Collection entries

+ + + +

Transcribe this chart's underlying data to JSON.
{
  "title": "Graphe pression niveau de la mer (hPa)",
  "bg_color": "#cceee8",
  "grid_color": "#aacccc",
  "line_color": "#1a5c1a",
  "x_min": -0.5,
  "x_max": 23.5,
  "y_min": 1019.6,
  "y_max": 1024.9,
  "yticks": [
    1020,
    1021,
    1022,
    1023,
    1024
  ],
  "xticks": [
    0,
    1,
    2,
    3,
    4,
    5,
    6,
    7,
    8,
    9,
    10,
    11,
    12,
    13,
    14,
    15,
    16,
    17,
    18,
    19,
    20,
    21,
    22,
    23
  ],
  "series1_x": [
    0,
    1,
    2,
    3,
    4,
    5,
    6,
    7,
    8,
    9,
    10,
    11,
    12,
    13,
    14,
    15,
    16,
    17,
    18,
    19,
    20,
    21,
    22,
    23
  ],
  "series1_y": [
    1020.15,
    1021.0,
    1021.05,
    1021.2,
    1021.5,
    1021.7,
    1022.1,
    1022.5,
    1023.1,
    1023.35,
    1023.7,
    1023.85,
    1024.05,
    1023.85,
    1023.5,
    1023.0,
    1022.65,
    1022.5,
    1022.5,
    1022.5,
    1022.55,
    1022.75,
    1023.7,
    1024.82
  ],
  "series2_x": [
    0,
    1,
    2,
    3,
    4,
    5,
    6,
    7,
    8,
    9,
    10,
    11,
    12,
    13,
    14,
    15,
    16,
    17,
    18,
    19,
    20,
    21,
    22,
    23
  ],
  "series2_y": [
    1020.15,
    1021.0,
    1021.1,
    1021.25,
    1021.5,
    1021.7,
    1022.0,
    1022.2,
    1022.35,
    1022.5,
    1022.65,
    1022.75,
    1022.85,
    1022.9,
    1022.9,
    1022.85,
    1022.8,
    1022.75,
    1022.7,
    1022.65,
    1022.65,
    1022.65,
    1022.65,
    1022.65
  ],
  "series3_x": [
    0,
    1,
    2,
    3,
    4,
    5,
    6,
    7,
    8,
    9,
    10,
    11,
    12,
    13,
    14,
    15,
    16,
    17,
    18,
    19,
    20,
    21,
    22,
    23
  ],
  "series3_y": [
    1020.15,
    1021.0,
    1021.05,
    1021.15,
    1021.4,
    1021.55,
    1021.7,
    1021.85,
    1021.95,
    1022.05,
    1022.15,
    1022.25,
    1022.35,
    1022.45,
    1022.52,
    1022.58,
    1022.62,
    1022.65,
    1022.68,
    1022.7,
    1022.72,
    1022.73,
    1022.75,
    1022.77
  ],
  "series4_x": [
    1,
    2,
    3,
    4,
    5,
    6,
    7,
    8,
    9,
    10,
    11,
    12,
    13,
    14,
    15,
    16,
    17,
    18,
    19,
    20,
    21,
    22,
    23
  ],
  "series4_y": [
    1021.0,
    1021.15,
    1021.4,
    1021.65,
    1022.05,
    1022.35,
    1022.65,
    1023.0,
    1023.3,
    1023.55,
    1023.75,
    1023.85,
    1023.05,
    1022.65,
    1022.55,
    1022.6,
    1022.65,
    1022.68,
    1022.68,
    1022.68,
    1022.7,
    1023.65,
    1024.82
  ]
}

+ + + +

Exercise objective: Copy out each record, keeping every word as it is.

Reply to the exercise:
Transcribe this chart's underlying data to JSON.
{
  "title": "Graphe pression niveau de la mer (hPa)",
  "bg_color": "#cceee8",
  "grid_color": "#aacccc",
  "line_color": "#1a5c1a",
  "x_min": -0.5,
  "x_max": 23.5,
  "y_min": 1019.6,
  "y_max": 1024.9,
  "yticks": [
    1020,
    1021,
    1022,
    1023,
    1024
  ],
  "xticks": [
    0,
    1,
    2,
    3,
    4,
    5,
    6,
    7,
    8,
    9,
    10,
    11,
    12,
    13,
    14,
    15,
    16,
    17,
    18,
    19,
    20,
    21,
    22,
    23
  ],
  "series1_x": [
    0,
    1,
    2,
    3,
    4,
    5,
    6,
    7,
    8,
    9,
    10,
    11,
    12,
    13,
    14,
    15,
    16,
    17,
    18,
    19,
    20,
    21,
    22,
    23
  ],
  "series1_y": [
    1020.15,
    1021.0,
    1021.05,
    1021.2,
    1021.5,
    1021.7,
    1022.1,
    1022.5,
    1023.1,
    1023.35,
    1023.7,
    1023.85,
    1024.05,
    1023.85,
    1023.5,
    1023.0,
    1022.65,
    1022.5,
    1022.5,
    1022.5,
    1022.55,
    1022.75,
    1023.7,
    1024.82
  ],
  "series2_x": [
    0,
    1,
    2,
    3,
    4,
    5,
    6,
    7,
    8,
    9,
    10,
    11,
    12,
    13,
    14,
    15,
    16,
    17,
    18,
    19,
    20,
    21,
    22,
    23
  ],
  "series2_y": [
    1020.15,
    1021.0,
    1021.1,
    1021.25,
    1021.5,
    1021.7,
    1022.0,
    1022.2,
    1022.35,
    1022.5,
    1022.65,
    1022.75,
    1022.85,
    1022.9,
    1022.9,
    1022.85,
    1022.8,
    1022.75,
    1022.7,
    1022.65,
    1022.65,
    1022.65,
    1022.65,
    1022.65
  ],
  "series3_x": [
    0,
    1,
    2,
    3,
    4,
    5,
    6,
    7,
    8,
    9,
    10,
    11,
    12,
    13,
    14,
    15,
    16,
    17,
    18,
    19,
    20,
    21,
    22,
    23
  ],
  "series3_y": [
    1020.15,
    1021.0,
    1021.05,
    1021.15,
    1021.4,
    1021.55,
    1021.7,
    1021.85,
    1021.95,
    1022.05,
    1022.15,
    1022.25,
    1022.35,
    1022.45,
    1022.52,
    1022.58,
    1022.62,
    1022.65,
    1022.68,
    1022.7,
    1022.72,
    1022.73,
    1022.75,
    1022.77
  ],
  "series4_x": [
    1,
    2,
    3,
    4,
    5,
    6,
    7,
    8,
    9,
    10,
    11,
    12,
    13,
    14,
    15,
    16,
    17,
    18,
    19,
    20,
    21,
    22,
    23
  ],
  "series4_y": [
    1021.0,
    1021.15,
    1021.4,
    1021.65,
    1022.05,
    1022.35,
    1022.65,
    1023.0,
    1023.3,
    1023.55,
    1023.75,
    1023.85,
    1023.05,
    1022.65,
    1022.55,
    1022.6,
    1022.65,
    1022.68,
    1022.68,
    1022.68,
    1022.7,
    1023.65,
    1024.82
  ]
}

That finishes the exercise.